■ **Written instruction**
Retype the listing that follows, word for word.

↓

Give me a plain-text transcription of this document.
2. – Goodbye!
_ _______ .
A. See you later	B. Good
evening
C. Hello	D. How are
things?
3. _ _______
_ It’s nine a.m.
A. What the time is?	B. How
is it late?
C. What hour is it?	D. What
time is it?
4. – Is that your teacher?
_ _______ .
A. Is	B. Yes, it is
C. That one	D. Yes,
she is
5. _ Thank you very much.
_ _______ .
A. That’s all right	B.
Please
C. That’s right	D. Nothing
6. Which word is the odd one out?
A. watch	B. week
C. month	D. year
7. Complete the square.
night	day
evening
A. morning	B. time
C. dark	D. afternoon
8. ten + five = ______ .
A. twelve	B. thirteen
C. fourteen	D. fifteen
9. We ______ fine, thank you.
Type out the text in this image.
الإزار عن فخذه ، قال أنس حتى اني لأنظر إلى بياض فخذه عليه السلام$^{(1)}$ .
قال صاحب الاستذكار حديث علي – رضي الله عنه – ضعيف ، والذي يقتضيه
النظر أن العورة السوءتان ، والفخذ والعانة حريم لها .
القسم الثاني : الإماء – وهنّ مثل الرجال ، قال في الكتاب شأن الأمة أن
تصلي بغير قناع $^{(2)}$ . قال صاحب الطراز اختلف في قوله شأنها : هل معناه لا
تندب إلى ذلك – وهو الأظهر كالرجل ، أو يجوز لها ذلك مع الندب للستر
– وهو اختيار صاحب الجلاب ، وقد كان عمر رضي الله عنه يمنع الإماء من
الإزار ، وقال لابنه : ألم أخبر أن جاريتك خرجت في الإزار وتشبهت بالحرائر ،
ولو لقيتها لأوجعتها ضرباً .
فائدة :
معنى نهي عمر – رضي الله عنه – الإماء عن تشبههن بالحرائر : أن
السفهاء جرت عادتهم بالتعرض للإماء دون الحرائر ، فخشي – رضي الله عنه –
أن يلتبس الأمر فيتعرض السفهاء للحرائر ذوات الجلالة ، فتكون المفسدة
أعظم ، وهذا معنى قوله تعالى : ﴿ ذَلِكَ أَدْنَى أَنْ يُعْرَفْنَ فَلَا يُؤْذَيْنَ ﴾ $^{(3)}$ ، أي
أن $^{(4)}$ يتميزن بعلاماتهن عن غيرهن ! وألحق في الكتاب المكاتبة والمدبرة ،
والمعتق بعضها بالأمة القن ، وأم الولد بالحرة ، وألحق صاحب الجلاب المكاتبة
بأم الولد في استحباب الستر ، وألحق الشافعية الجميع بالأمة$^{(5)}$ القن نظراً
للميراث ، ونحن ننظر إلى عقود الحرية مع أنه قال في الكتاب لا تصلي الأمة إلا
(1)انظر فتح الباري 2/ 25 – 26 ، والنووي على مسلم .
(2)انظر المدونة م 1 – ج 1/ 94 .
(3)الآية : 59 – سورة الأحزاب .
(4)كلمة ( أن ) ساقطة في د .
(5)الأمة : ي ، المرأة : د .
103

↑

■ **Output for this exercise**
Give me a plain-text transcription of this document.
2. – Goodbye!
_ _______ .
A. See you later	B. Good
evening
C. Hello	D. How are
things?
3. _ _______
_ It’s nine a.m.
A. What the time is?	B. How
is it late?
C. What hour is it?	D. What
time is it?
4. – Is that your teacher?
_ _______ .
A. Is	B. Yes, it is
C. That one	D. Yes,
she is
5. _ Thank you very much.
_ _______ .
A. That’s all right	B.
Please
C. That’s right	D. Nothing
6. Which word is the odd one out?
A. watch	B. week
C. month	D. year
7. Complete the square.
night	day
evening
A. morning	B. time
C. dark	D. afternoon
8. ten + five = ______ .
A. twelve	B. thirteen
C. fourteen	D. fifteen
9. We ______ fine, thank you.
Type out the text in this image.
الإزار عن فخذه ، قال أنس حتى اني لأنظر إلى بياض فخذه عليه السلام$^{(1)}$ .
قال صاحب الاستذكار حديث علي – رضي الله عنه – ضعيف ، والذي يقتضيه
النظر أن العورة السوءتان ، والفخذ والعانة حريم لها .
القسم الثاني : الإماء – وهنّ مثل الرجال ، قال في الكتاب شأن الأمة أن
تصلي بغير قناع $^{(2)}$ . قال صاحب الطراز اختلف في قوله شأنها : هل معناه لا
تندب إلى ذلك – وهو الأظهر كالرجل ، أو يجوز لها ذلك مع الندب للستر
– وهو اختيار صاحب الجلاب ، وقد كان عمر رضي الله عنه يمنع الإماء من
الإزار ، وقال لابنه : ألم أخبر أن جاريتك خرجت في الإزار وتشبهت بالحرائر ،
ولو لقيتها لأوجعتها ضرباً .
فائدة :
معنى نهي عمر – رضي الله عنه – الإماء عن تشبههن بالحرائر : أن
السفهاء جرت عادتهم بالتعرض للإماء دون الحرائر ، فخشي – رضي الله عنه –
أن يلتبس الأمر فيتعرض السفهاء للحرائر ذوات الجلالة ، فتكون المفسدة
أعظم ، وهذا معنى قوله تعالى : ﴿ ذَلِكَ أَدْنَى أَنْ يُعْرَفْنَ فَلَا يُؤْذَيْنَ ﴾ $^{(3)}$ ، أي
أن $^{(4)}$ يتميزن بعلاماتهن عن غيرهن ! وألحق في الكتاب المكاتبة والمدبرة ،
والمعتق بعضها بالأمة القن ، وأم الولد بالحرة ، وألحق صاحب الجلاب المكاتبة
بأم الولد في استحباب الستر ، وألحق الشافعية الجميع بالأمة$^{(5)}$ القن نظراً
للميراث ، ونحن ننظر إلى عقود الحرية مع أنه قال في الكتاب لا تصلي الأمة إلا
(1)انظر فتح الباري 2/ 25 – 26 ، والنووي على مسلم .
(2)انظر المدونة م 1 – ج 1/ 94 .
(3)الآية : 59 – سورة الأحزاب .
(4)كلمة ( أن ) ساقطة في د .
(5)الأمة : ي ، المرأة : د .
103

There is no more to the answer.